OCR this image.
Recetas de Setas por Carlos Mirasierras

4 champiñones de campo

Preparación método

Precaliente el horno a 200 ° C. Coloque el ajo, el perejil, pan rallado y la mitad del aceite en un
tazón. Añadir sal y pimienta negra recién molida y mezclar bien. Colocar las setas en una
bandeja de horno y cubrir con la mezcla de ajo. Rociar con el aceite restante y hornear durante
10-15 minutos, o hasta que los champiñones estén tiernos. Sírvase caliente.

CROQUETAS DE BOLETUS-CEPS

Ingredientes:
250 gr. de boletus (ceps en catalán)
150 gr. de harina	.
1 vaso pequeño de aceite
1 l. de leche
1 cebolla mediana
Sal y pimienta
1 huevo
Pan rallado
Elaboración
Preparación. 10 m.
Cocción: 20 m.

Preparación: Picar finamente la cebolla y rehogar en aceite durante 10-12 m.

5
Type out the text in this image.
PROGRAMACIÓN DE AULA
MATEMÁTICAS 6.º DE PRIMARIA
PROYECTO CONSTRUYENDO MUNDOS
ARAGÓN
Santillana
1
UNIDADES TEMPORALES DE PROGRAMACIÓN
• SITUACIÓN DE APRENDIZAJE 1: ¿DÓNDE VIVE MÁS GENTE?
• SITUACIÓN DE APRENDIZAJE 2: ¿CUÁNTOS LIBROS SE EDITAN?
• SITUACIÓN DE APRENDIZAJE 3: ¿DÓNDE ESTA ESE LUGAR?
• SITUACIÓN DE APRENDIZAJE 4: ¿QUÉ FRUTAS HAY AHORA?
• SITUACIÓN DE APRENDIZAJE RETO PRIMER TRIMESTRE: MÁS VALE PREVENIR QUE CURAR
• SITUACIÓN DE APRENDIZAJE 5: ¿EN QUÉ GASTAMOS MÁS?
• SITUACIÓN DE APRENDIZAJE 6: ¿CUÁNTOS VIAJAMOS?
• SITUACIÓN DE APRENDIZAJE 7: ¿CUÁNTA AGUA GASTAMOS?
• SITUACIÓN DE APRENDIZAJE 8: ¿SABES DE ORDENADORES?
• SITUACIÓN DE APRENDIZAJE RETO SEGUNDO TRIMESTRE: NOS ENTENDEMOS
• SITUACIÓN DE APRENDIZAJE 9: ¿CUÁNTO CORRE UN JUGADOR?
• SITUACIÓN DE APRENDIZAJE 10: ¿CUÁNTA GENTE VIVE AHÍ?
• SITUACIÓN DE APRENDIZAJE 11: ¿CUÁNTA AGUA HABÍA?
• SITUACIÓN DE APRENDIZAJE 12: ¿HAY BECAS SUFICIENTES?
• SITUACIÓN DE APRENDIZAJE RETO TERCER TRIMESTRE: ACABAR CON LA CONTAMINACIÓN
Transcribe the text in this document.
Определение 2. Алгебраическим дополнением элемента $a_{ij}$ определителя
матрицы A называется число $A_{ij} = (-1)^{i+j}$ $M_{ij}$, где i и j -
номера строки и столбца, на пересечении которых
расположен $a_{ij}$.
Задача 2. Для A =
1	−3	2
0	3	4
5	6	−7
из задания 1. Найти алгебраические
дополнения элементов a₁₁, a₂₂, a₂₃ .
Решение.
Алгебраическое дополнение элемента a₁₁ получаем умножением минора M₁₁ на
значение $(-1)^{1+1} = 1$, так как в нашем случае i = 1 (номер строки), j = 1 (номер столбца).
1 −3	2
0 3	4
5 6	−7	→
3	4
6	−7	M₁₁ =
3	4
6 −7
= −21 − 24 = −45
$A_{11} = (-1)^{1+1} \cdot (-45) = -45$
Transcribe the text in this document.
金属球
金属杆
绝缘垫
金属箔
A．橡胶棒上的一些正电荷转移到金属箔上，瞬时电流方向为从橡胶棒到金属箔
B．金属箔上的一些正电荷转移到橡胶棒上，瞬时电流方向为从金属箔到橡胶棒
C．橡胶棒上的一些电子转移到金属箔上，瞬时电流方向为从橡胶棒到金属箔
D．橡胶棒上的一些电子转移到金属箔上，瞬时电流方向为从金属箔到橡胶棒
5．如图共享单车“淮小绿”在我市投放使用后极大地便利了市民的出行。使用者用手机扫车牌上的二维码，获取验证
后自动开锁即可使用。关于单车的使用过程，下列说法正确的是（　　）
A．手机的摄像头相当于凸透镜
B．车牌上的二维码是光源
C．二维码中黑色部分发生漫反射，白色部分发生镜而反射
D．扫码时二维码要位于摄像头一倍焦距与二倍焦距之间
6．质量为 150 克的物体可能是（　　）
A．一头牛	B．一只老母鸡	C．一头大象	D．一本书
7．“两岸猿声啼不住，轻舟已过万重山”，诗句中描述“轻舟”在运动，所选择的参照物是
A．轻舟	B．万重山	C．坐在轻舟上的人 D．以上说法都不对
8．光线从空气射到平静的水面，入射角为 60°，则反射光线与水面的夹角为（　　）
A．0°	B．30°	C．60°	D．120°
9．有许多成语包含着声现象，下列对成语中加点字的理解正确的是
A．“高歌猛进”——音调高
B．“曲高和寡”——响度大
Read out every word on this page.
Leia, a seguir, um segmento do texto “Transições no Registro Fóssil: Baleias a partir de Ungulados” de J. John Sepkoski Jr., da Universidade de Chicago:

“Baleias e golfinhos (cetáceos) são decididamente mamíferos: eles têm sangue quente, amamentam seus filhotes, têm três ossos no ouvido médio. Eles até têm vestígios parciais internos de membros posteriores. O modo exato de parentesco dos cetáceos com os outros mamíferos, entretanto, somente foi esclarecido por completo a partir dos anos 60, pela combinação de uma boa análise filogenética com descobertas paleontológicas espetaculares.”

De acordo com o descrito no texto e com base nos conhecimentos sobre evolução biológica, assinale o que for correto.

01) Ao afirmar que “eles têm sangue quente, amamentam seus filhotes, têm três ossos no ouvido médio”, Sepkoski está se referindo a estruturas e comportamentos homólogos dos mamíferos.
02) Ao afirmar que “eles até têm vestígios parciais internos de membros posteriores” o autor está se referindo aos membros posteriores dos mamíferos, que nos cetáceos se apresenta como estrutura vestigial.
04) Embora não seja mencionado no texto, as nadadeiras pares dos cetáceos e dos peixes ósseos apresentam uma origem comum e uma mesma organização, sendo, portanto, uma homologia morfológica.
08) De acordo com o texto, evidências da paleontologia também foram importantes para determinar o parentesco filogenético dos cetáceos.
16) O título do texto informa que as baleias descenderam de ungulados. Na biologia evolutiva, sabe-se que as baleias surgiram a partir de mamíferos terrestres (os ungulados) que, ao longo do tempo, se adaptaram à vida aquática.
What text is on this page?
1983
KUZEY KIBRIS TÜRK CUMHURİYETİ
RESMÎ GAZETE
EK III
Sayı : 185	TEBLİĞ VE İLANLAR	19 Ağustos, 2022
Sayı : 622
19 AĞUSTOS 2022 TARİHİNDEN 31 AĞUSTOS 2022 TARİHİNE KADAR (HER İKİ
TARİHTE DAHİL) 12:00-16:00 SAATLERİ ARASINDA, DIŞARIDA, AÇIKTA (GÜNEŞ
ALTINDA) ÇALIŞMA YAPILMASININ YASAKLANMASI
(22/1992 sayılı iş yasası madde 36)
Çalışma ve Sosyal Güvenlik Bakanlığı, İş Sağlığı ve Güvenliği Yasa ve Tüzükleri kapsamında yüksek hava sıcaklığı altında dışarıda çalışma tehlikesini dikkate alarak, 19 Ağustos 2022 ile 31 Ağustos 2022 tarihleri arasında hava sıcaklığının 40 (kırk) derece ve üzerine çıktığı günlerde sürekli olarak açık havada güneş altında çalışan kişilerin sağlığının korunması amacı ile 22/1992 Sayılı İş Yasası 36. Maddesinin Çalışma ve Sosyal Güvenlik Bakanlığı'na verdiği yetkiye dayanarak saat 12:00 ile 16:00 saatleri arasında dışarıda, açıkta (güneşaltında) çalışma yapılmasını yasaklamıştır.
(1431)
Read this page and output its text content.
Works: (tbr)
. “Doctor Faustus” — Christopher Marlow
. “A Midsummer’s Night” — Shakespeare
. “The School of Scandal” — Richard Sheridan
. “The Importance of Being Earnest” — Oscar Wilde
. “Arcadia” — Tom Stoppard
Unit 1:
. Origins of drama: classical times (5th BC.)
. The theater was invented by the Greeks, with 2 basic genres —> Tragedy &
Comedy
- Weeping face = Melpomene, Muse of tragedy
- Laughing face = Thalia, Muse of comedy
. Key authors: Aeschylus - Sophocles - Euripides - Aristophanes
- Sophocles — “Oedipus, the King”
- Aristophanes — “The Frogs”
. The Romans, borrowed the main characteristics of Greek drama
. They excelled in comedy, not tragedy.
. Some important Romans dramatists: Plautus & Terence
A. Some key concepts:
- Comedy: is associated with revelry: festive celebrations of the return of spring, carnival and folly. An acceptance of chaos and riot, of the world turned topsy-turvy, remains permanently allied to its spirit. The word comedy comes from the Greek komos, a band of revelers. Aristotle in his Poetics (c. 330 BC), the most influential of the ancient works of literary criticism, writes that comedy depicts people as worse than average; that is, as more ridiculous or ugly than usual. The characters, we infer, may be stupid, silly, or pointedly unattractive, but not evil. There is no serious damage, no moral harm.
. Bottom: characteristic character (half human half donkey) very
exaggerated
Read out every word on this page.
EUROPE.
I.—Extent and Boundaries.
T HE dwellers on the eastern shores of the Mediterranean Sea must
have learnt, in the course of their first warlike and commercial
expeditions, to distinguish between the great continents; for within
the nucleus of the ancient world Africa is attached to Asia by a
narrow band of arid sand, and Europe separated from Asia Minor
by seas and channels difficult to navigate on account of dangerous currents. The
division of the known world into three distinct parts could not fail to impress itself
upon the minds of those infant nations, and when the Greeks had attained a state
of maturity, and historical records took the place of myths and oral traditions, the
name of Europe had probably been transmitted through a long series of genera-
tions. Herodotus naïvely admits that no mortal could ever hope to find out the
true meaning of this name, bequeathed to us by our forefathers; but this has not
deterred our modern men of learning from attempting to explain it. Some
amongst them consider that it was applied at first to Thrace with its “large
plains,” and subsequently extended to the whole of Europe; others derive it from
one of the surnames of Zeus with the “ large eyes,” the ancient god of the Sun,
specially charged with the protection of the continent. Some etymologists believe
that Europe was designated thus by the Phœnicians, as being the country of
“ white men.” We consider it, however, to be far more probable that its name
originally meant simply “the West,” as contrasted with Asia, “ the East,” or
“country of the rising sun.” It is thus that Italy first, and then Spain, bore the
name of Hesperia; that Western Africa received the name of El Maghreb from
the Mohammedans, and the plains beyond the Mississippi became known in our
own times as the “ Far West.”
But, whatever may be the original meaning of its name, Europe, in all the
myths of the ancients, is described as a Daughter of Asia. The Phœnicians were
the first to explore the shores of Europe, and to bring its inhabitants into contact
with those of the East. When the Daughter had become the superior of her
#####
### [PROBLEM]
Determine how many lines contain the word "membros" and reply with that number alone.

### [EXERCISE RESULT]
2